Set problem:
Your task is to output all the records below, word for word.

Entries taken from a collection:
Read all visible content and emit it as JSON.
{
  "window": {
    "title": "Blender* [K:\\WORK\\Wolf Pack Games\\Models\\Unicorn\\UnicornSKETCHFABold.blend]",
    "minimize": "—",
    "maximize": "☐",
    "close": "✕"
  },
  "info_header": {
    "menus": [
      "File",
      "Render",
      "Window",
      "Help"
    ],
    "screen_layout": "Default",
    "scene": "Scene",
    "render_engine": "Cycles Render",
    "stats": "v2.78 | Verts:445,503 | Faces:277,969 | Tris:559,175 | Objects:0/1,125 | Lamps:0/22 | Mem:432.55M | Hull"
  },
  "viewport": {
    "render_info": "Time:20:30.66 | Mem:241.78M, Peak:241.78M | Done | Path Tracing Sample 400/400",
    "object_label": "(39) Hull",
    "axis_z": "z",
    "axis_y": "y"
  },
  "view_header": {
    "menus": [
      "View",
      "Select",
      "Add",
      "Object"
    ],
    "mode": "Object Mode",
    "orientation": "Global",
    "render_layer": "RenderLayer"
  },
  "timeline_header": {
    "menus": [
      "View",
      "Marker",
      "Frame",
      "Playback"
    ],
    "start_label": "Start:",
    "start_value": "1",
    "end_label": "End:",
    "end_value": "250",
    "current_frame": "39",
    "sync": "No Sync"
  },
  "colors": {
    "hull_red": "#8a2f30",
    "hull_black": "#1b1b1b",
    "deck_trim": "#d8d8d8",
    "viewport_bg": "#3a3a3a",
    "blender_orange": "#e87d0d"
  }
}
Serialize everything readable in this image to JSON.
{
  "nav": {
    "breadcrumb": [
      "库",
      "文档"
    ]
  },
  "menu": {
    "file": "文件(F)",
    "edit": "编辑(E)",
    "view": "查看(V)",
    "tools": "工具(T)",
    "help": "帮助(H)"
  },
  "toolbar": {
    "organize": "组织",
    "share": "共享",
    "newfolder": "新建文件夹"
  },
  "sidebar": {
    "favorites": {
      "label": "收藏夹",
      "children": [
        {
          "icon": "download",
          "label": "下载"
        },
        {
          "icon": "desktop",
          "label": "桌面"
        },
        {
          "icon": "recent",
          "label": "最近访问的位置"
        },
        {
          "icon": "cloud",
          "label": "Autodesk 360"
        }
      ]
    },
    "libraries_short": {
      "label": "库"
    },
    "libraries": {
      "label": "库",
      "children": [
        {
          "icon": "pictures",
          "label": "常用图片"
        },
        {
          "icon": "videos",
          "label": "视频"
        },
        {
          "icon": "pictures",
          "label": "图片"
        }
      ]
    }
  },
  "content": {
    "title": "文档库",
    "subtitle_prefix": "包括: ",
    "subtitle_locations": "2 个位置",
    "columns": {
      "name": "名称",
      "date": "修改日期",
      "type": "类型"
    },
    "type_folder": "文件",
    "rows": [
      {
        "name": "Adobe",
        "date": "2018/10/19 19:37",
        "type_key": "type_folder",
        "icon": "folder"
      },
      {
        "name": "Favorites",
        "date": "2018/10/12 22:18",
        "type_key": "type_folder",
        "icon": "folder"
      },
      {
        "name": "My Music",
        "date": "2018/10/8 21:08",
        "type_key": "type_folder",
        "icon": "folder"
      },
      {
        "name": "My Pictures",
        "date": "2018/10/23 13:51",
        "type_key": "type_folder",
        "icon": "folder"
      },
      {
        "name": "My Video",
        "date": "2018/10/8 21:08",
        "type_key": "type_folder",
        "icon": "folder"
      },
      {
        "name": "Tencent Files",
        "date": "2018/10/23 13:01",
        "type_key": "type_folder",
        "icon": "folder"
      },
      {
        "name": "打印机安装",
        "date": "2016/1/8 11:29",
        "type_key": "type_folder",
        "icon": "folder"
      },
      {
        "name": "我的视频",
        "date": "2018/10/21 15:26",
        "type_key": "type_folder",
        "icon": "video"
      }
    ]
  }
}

Answer in full:
Read all visible content and emit it as JSON.
{
  "window": {
    "title": "Blender* [K:\\WORK\\Wolf Pack Games\\Models\\Unicorn\\UnicornSKETCHFABold.blend]",
    "minimize": "—",
    "maximize": "☐",
    "close": "✕"
  },
  "info_header": {
    "menus": [
      "File",
      "Render",
      "Window",
      "Help"
    ],
    "screen_layout": "Default",
    "scene": "Scene",
    "render_engine": "Cycles Render",
    "stats": "v2.78 | Verts:445,503 | Faces:277,969 | Tris:559,175 | Objects:0/1,125 | Lamps:0/22 | Mem:432.55M | Hull"
  },
  "viewport": {
    "render_info": "Time:20:30.66 | Mem:241.78M, Peak:241.78M | Done | Path Tracing Sample 400/400",
    "object_label": "(39) Hull",
    "axis_z": "z",
    "axis_y": "y"
  },
  "view_header": {
    "menus": [
      "View",
      "Select",
      "Add",
      "Object"
    ],
    "mode": "Object Mode",
    "orientation": "Global",
    "render_layer": "RenderLayer"
  },
  "timeline_header": {
    "menus": [
      "View",
      "Marker",
      "Frame",
      "Playback"
    ],
    "start_label": "Start:",
    "start_value": "1",
    "end_label": "End:",
    "end_value": "250",
    "current_frame": "39",
    "sync": "No Sync"
  },
  "colors": {
    "hull_red": "#8a2f30",
    "hull_black": "#1b1b1b",
    "deck_trim": "#d8d8d8",
    "viewport_bg": "#3a3a3a",
    "blender_orange": "#e87d0d"
  }
}
Serialize everything readable in this image to JSON.
{
  "nav": {
    "breadcrumb": [
      "库",
      "文档"
    ]
  },
  "menu": {
    "file": "文件(F)",
    "edit": "编辑(E)",
    "view": "查看(V)",
    "tools": "工具(T)",
    "help": "帮助(H)"
  },
  "toolbar": {
    "organize": "组织",
    "share": "共享",
    "newfolder": "新建文件夹"
  },
  "sidebar": {
    "favorites": {
      "label": "收藏夹",
      "children": [
        {
          "icon": "download",
          "label": "下载"
        },
        {
          "icon": "desktop",
          "label": "桌面"
        },
        {
          "icon": "recent",
          "label": "最近访问的位置"
        },
        {
          "icon": "cloud",
          "label": "Autodesk 360"
        }
      ]
    },
    "libraries_short": {
      "label": "库"
    },
    "libraries": {
      "label": "库",
      "children": [
        {
          "icon": "pictures",
          "label": "常用图片"
        },
        {
          "icon": "videos",
          "label": "视频"
        },
        {
          "icon": "pictures",
          "label": "图片"
        }
      ]
    }
  },
  "content": {
    "title": "文档库",
    "subtitle_prefix": "包括: ",
    "subtitle_locations": "2 个位置",
    "columns": {
      "name": "名称",
      "date": "修改日期",
      "type": "类型"
    },
    "type_folder": "文件",
    "rows": [
      {
        "name": "Adobe",
        "date": "2018/10/19 19:37",
        "type_key": "type_folder",
        "icon": "folder"
      },
      {
        "name": "Favorites",
        "date": "2018/10/12 22:18",
        "type_key": "type_folder",
        "icon": "folder"
      },
      {
        "name": "My Music",
        "date": "2018/10/8 21:08",
        "type_key": "type_folder",
        "icon": "folder"
      },
      {
        "name": "My Pictures",
        "date": "2018/10/23 13:51",
        "type_key": "type_folder",
        "icon": "folder"
      },
      {
        "name": "My Video",
        "date": "2018/10/8 21:08",
        "type_key": "type_folder",
        "icon": "folder"
      },
      {
        "name": "Tencent Files",
        "date": "2018/10/23 13:01",
        "type_key": "type_folder",
        "icon": "folder"
      },
      {
        "name": "打印机安装",
        "date": "2016/1/8 11:29",
        "type_key": "type_folder",
        "icon": "folder"
      },
      {
        "name": "我的视频",
        "date": "2018/10/21 15:26",
        "type_key": "type_folder",
        "icon": "video"
      }
    ]
  }
}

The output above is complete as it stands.